**Written instruction:**
Take from the listing each line that has the string "runs".

Records from a data source:
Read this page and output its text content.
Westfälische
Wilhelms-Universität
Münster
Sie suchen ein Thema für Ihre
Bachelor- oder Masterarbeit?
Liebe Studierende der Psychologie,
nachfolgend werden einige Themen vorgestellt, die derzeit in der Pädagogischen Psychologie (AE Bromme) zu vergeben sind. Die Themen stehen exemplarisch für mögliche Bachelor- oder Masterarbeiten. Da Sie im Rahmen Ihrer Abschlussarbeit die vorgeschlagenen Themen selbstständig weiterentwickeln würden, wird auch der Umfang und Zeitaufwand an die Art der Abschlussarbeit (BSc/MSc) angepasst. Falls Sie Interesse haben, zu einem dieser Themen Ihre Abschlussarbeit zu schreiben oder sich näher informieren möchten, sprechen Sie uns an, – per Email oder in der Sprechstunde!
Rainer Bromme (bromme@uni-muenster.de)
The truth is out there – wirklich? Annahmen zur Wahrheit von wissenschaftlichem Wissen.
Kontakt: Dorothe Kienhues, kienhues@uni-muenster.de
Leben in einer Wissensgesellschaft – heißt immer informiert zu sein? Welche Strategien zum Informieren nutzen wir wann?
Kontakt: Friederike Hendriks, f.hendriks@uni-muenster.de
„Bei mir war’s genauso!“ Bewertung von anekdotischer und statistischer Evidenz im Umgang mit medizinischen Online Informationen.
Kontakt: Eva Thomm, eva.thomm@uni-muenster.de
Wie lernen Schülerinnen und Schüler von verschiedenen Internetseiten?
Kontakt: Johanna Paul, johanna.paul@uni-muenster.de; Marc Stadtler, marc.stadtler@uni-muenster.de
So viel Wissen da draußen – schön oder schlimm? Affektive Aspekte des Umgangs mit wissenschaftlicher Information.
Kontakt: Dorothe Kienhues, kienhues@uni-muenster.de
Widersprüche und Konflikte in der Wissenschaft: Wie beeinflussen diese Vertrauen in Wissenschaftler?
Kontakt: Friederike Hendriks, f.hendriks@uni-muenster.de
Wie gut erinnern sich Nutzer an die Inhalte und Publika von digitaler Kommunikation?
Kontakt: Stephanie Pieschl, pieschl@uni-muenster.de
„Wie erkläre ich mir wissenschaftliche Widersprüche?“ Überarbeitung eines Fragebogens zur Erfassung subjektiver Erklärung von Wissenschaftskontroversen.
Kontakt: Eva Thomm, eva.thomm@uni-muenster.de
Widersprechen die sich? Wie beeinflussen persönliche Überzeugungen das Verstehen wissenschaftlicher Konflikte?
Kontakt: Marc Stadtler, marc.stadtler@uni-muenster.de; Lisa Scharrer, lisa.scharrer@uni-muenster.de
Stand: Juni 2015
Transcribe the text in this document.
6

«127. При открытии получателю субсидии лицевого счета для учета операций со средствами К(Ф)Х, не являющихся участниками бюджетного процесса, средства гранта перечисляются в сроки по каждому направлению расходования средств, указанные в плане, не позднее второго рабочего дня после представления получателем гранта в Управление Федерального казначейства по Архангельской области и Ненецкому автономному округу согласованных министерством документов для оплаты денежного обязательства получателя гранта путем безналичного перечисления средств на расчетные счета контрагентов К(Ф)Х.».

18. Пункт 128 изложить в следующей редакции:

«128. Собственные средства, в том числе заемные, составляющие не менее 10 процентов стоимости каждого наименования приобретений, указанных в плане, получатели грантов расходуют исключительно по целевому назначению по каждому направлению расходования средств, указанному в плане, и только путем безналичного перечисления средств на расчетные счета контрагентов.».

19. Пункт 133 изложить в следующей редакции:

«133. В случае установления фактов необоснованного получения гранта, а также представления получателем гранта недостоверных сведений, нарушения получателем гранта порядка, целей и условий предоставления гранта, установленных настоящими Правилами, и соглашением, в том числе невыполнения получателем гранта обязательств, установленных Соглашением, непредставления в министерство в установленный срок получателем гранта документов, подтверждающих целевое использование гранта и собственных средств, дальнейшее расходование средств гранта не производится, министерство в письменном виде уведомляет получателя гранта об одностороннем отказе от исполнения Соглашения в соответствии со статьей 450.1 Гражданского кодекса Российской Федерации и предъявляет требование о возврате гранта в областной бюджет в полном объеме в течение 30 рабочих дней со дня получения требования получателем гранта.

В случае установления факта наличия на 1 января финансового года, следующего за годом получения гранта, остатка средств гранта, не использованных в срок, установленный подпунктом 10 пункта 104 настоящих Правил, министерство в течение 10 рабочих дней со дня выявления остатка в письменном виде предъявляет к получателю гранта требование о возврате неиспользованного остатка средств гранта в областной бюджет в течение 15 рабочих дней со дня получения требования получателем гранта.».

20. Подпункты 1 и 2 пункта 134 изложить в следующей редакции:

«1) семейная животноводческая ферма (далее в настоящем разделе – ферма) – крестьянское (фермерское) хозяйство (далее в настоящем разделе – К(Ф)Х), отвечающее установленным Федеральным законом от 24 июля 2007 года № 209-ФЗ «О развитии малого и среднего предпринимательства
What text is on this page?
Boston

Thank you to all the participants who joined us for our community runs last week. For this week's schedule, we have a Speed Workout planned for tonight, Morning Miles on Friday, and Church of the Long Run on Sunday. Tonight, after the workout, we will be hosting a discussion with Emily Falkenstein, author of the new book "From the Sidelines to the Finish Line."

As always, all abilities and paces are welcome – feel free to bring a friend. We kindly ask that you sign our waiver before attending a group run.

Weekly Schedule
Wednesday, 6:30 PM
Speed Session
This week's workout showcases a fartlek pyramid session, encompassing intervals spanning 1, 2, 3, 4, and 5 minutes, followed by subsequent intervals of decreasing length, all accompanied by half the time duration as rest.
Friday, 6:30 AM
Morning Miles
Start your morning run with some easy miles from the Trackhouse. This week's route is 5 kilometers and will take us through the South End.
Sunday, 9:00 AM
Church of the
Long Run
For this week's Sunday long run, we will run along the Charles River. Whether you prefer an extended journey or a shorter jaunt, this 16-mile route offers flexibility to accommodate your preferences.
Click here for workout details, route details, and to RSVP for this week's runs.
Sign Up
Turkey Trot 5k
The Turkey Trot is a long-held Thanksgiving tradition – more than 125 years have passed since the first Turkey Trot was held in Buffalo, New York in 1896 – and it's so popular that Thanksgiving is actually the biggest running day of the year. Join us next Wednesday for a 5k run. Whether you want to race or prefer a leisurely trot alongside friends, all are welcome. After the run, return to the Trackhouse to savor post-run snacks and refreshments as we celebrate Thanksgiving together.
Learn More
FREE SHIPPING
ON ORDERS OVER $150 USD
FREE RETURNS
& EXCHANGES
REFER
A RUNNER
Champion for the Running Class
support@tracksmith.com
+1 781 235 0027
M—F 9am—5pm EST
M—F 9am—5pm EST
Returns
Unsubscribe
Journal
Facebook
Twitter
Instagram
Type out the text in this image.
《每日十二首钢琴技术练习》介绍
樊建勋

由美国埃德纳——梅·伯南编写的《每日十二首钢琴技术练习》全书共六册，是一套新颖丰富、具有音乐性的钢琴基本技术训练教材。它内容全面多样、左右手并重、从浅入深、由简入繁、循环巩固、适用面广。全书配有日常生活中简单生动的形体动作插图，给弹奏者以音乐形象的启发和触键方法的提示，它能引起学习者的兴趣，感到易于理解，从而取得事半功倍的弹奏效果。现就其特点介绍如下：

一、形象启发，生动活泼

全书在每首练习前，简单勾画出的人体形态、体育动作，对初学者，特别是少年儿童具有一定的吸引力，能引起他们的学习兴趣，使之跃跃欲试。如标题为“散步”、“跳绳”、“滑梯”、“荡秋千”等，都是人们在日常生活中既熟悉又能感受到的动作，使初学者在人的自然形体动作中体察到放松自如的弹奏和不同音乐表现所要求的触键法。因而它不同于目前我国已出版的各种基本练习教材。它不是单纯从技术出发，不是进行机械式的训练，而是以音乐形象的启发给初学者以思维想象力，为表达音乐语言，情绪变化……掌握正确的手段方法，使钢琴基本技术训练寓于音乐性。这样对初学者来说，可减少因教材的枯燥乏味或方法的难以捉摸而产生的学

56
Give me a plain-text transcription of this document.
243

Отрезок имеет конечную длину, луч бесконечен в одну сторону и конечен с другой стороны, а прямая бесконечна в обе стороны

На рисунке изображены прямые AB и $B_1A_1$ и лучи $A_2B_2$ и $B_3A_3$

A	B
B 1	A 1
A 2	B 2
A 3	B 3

**Solution to this exercise:**
Thank you to all the participants who joined us for our community runs last week. For this week's schedule, we have a Speed Workout planned for tonight, Morning Miles on Friday, and Church of the Long Run on Sunday. Tonight, after the workout, we will be hosting a discussion with Emily Falkenstein, author of the new book "From the Sidelines to the Finish Line."
Click here for workout details, route details, and to RSVP for this week's runs.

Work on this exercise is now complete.